Required work: Select, from the material below, each line with "control" in it.

|---|

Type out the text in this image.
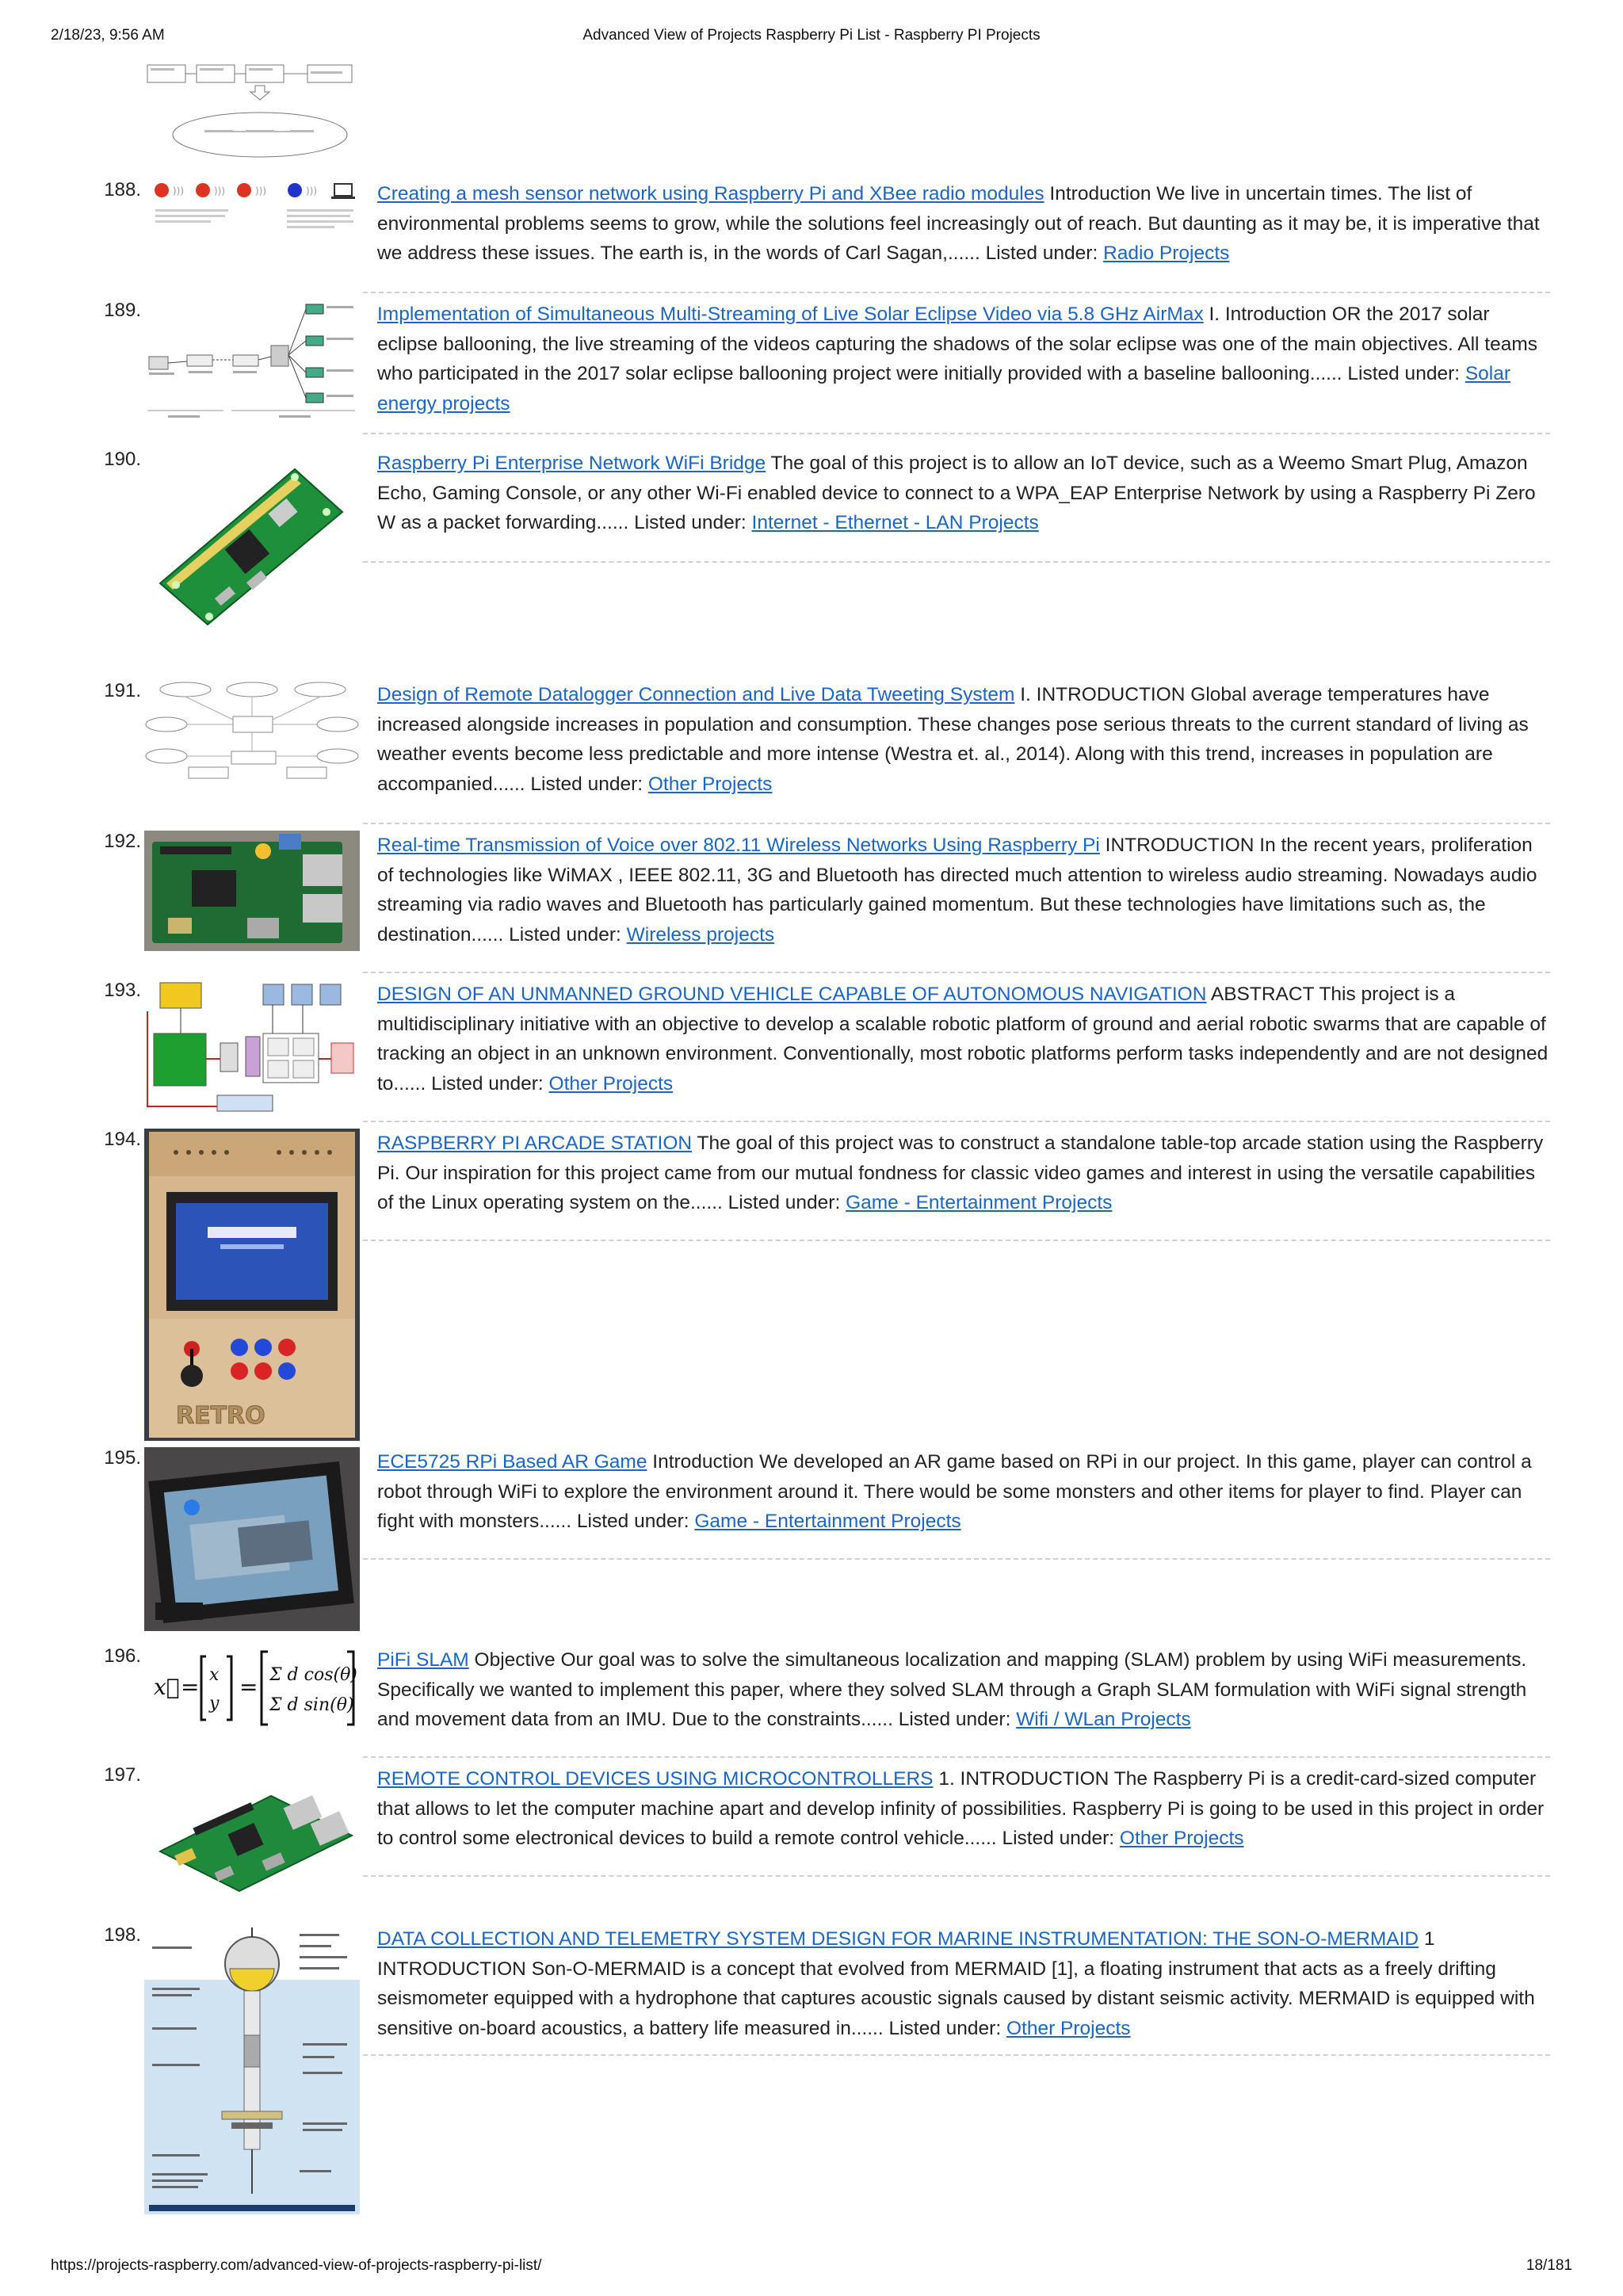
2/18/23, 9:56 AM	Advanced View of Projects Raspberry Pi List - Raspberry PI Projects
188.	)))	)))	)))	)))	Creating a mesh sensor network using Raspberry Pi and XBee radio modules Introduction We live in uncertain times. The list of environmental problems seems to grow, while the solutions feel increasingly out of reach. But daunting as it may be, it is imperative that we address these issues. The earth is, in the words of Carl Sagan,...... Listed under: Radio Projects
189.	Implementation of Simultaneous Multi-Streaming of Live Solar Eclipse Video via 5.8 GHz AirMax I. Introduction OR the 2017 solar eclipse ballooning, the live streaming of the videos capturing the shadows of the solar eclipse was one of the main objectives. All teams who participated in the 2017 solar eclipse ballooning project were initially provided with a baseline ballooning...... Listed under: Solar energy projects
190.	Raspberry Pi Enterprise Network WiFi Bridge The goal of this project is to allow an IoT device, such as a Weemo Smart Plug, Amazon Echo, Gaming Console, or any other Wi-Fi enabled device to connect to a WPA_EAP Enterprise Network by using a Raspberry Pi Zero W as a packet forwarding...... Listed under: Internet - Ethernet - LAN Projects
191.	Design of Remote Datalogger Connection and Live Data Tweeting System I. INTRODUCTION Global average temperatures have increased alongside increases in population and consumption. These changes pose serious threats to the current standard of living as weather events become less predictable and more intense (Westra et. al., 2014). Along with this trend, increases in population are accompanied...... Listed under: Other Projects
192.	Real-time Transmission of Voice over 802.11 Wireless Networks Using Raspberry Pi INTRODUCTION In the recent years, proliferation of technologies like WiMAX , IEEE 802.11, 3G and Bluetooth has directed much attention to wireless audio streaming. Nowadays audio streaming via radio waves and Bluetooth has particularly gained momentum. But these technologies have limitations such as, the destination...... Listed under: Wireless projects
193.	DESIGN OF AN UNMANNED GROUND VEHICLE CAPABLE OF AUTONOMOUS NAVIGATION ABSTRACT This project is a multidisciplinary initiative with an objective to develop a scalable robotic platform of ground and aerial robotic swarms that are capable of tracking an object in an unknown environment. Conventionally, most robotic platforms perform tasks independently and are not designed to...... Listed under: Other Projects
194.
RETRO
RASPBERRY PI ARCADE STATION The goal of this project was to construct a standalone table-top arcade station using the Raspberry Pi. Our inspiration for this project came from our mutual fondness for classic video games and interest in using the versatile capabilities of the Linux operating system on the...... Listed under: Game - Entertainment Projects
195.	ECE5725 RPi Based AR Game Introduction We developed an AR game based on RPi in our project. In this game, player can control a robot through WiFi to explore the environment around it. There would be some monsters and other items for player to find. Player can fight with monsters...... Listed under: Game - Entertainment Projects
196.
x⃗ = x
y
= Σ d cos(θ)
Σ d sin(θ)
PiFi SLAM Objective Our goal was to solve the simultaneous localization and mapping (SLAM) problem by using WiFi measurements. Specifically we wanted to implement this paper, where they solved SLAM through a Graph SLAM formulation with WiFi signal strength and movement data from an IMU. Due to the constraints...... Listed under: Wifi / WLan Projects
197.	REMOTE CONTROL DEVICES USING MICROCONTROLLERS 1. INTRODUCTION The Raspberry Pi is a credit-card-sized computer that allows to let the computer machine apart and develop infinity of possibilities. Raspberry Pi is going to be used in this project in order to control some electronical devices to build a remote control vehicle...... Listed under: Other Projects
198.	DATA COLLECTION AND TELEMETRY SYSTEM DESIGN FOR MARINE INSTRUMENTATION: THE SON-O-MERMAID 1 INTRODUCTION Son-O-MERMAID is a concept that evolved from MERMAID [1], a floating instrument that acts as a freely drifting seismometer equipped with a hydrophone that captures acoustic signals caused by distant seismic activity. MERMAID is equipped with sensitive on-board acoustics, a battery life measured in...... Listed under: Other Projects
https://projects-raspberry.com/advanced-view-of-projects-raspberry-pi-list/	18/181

|---|

Problem solution:
195.	ECE5725 RPi Based AR Game Introduction We developed an AR game based on RPi in our project. In this game, player can control a robot through WiFi to explore the environment around it. There would be some monsters and other items for player to find. Player can fight with monsters...... Listed under: Game - Entertainment Projects
197.	REMOTE CONTROL DEVICES USING MICROCONTROLLERS 1. INTRODUCTION The Raspberry Pi is a credit-card-sized computer that allows to let the computer machine apart and develop infinity of possibilities. Raspberry Pi is going to be used in this project in order to control some electronical devices to build a remote control vehicle...... Listed under: Other Projects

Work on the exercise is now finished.